→ Task statement
Give each line of the entries below as a JSON list of strings, one string per line, with blank lines skipped and the pictures left out.

→ Records for processing

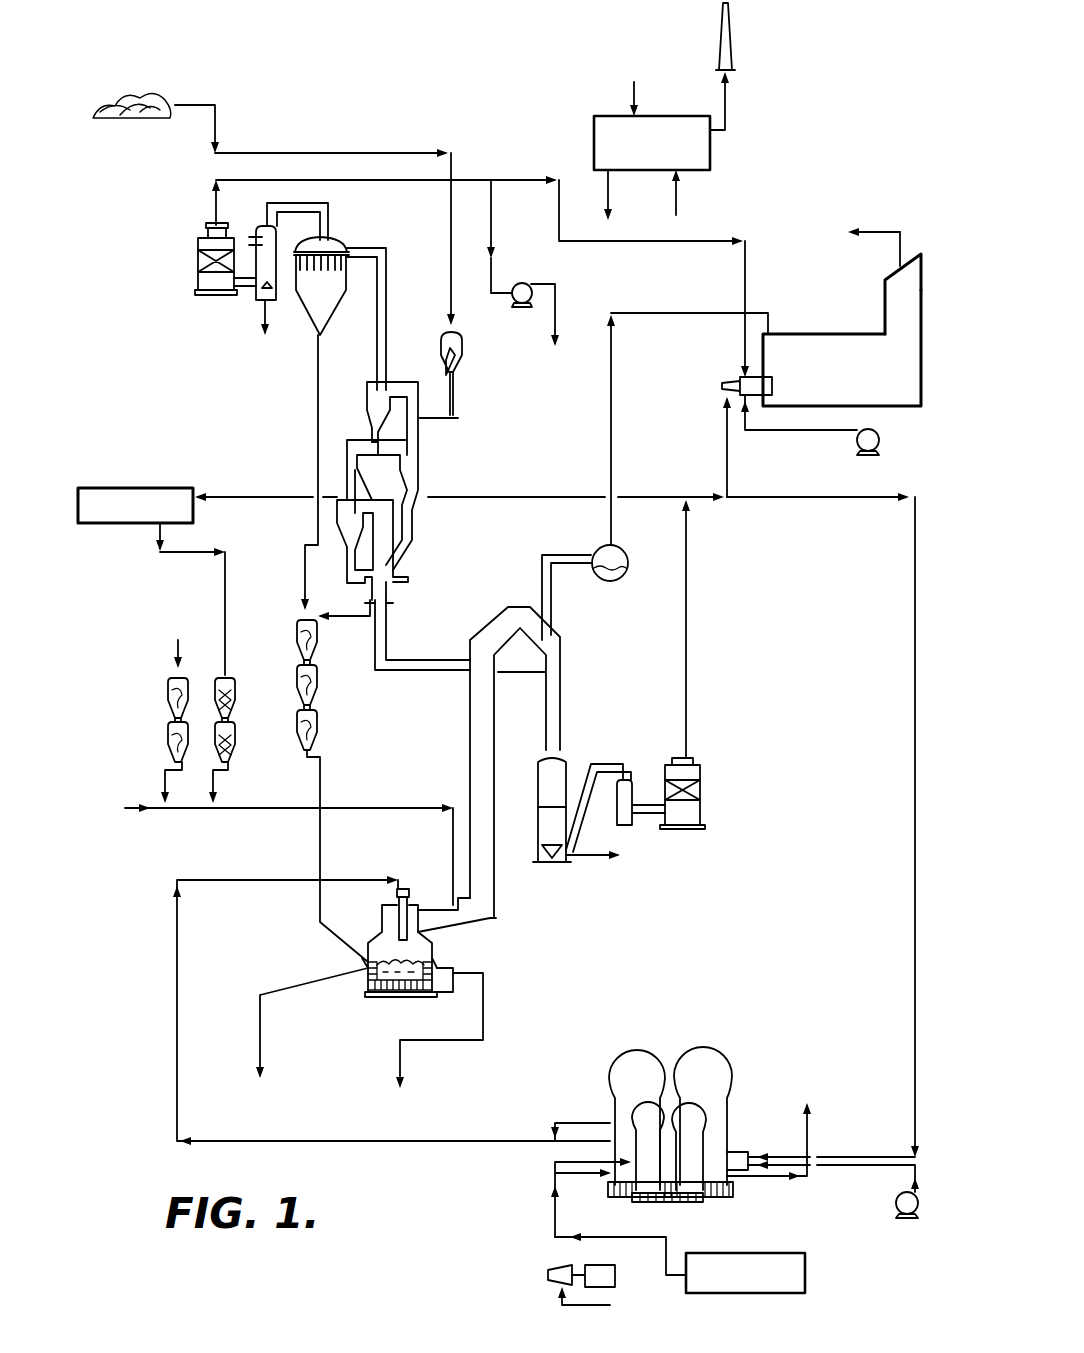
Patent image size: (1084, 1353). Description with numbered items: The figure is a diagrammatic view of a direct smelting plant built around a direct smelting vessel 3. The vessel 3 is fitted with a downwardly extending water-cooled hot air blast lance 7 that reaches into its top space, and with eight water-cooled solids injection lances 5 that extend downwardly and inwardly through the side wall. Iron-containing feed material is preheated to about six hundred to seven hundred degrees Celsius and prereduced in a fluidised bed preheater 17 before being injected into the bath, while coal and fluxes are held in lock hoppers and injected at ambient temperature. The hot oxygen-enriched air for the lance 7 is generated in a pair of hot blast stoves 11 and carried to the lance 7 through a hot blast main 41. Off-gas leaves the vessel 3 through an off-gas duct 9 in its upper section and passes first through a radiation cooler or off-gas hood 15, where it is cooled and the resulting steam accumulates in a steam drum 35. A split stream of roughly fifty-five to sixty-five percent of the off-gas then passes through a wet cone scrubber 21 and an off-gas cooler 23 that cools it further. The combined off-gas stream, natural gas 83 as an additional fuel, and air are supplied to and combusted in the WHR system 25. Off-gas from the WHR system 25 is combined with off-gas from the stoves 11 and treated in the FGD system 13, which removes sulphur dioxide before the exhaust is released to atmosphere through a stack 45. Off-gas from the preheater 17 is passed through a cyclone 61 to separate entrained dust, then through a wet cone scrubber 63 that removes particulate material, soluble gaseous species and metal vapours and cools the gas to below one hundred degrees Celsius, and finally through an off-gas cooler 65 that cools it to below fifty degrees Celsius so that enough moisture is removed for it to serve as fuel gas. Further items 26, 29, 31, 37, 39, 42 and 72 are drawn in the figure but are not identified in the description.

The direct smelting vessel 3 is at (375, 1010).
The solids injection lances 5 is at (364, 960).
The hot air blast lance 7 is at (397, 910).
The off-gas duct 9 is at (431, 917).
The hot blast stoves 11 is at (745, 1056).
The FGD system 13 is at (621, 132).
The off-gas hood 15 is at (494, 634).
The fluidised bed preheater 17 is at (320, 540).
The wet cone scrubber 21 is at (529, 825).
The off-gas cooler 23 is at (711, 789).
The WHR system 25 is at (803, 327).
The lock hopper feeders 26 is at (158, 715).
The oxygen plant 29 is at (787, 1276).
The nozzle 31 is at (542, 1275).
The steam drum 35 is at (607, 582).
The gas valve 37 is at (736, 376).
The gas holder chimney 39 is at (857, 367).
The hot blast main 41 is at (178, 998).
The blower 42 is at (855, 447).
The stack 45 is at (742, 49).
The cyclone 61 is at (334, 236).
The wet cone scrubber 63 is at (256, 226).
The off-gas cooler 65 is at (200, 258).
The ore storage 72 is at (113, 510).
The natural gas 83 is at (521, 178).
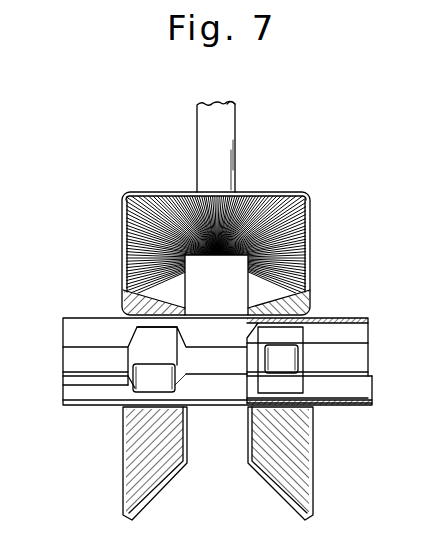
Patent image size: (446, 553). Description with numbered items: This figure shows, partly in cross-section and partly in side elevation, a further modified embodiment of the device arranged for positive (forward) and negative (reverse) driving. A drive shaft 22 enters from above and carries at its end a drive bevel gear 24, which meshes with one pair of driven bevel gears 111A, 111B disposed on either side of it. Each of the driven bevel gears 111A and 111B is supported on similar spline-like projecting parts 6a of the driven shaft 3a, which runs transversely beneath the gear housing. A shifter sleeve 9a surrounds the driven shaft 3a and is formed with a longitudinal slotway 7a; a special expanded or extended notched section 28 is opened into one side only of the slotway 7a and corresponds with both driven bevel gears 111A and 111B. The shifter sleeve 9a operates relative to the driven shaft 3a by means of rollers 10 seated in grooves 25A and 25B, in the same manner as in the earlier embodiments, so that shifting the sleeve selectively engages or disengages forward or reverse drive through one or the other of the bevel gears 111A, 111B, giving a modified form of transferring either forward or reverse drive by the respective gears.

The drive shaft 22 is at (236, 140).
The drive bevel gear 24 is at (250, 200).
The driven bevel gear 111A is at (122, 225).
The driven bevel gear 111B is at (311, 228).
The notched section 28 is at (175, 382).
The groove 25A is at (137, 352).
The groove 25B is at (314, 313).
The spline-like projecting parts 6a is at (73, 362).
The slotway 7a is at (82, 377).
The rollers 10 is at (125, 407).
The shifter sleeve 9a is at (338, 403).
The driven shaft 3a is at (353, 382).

→ Task result
[
  "Patent image size: (1084, 1353). Description with numbered items: The figure is a diagrammatic view of a direct smelting plant built around a direct smelting vessel 3. The vessel 3 is fitted with a downwardly extending water-cooled hot air blast lance 7 that reaches into its top space, and with eight water-cooled solids injection lances 5 that extend downwardly and inwardly through the side wall. Iron-containing feed material is preheated to about six hundred to seven hundred degrees Celsius and prereduced in a fluidised bed preheater 17 before being injected into the bath, while coal and fluxes are held in lock hoppers and injected at ambient temperature. The hot oxygen-enriched air for the lance 7 is generated in a pair of hot blast stoves 11 and carried to the lance 7 through a hot blast main 41. Off-gas leaves the vessel 3 through an off-gas duct 9 in its upper section and passes first through a radiation cooler or off-gas hood 15, where it is cooled and the resulting steam accumulates in a steam drum 35. A split stream of roughly fifty-five to sixty-five percent of the off-gas then passes through a wet cone scrubber 21 and an off-gas cooler 23 that cools it further. The combined off-gas stream, natural gas 83 as an additional fuel, and air are supplied to and combusted in the WHR system 25. Off-gas from the WHR system 25 is combined with off-gas from the stoves 11 and treated in the FGD system 13, which removes sulphur dioxide before the exhaust is released to atmosphere through a stack 45. Off-gas from the preheater 17 is passed through a cyclone 61 to separate entrained dust, then through a wet cone scrubber 63 that removes particulate material, soluble gaseous species and metal vapours and cools the gas to below one hundred degrees Celsius, and finally through an off-gas cooler 65 that cools it to below fifty degrees Celsius so that enough moisture is removed for it to serve as fuel gas. Further items 26, 29, 31, 37, 39, 42 and 72 are drawn in the figure but are not identified in the description.",
  "The direct smelting vessel 3 is at (375, 1010).",
  "The solids injection lances 5 is at (364, 960).",
  "The hot air blast lance 7 is at (397, 910).",
  "The off-gas duct 9 is at (431, 917).",
  "The hot blast stoves 11 is at (745, 1056).",
  "The FGD system 13 is at (621, 132).",
  "The off-gas hood 15 is at (494, 634).",
  "The fluidised bed preheater 17 is at (320, 540).",
  "The wet cone scrubber 21 is at (529, 825).",
  "The off-gas cooler 23 is at (711, 789).",
  "The WHR system 25 is at (803, 327).",
  "The lock hopper feeders 26 is at (158, 715).",
  "The oxygen plant 29 is at (787, 1276).",
  "The nozzle 31 is at (542, 1275).",
  "The steam drum 35 is at (607, 582).",
  "The gas valve 37 is at (736, 376).",
  "The gas holder chimney 39 is at (857, 367).",
  "The hot blast main 41 is at (178, 998).",
  "The blower 42 is at (855, 447).",
  "The stack 45 is at (742, 49).",
  "The cyclone 61 is at (334, 236).",
  "The wet cone scrubber 63 is at (256, 226).",
  "The off-gas cooler 65 is at (200, 258).",
  "The ore storage 72 is at (113, 510).",
  "The natural gas 83 is at (521, 178).",
  "Patent image size: (446, 553). Description with numbered items: This figure shows, partly in cross-section and partly in side elevation, a further modified embodiment of the device arranged for positive (forward) and negative (reverse) driving. A drive shaft 22 enters from above and carries at its end a drive bevel gear 24, which meshes with one pair of driven bevel gears 111A, 111B disposed on either side of it. Each of the driven bevel gears 111A and 111B is supported on similar spline-like projecting parts 6a of the driven shaft 3a, which runs transversely beneath the gear housing. A shifter sleeve 9a surrounds the driven shaft 3a and is formed with a longitudinal slotway 7a; a special expanded or extended notched section 28 is opened into one side only of the slotway 7a and corresponds with both driven bevel gears 111A and 111B. The shifter sleeve 9a operates relative to the driven shaft 3a by means of rollers 10 seated in grooves 25A and 25B, in the same manner as in the earlier embodiments, so that shifting the sleeve selectively engages or disengages forward or reverse drive through one or the other of the bevel gears 111A, 111B, giving a modified form of transferring either forward or reverse drive by the respective gears.",
  "The drive shaft 22 is at (236, 140).",
  "The drive bevel gear 24 is at (250, 200).",
  "The driven bevel gear 111A is at (122, 225).",
  "The driven bevel gear 111B is at (311, 228).",
  "The notched section 28 is at (175, 382).",
  "The groove 25A is at (137, 352).",
  "The groove 25B is at (314, 313).",
  "The spline-like projecting parts 6a is at (73, 362).",
  "The slotway 7a is at (82, 377).",
  "The rollers 10 is at (125, 407).",
  "The shifter sleeve 9a is at (338, 403).",
  "The driven shaft 3a is at (353, 382)."
]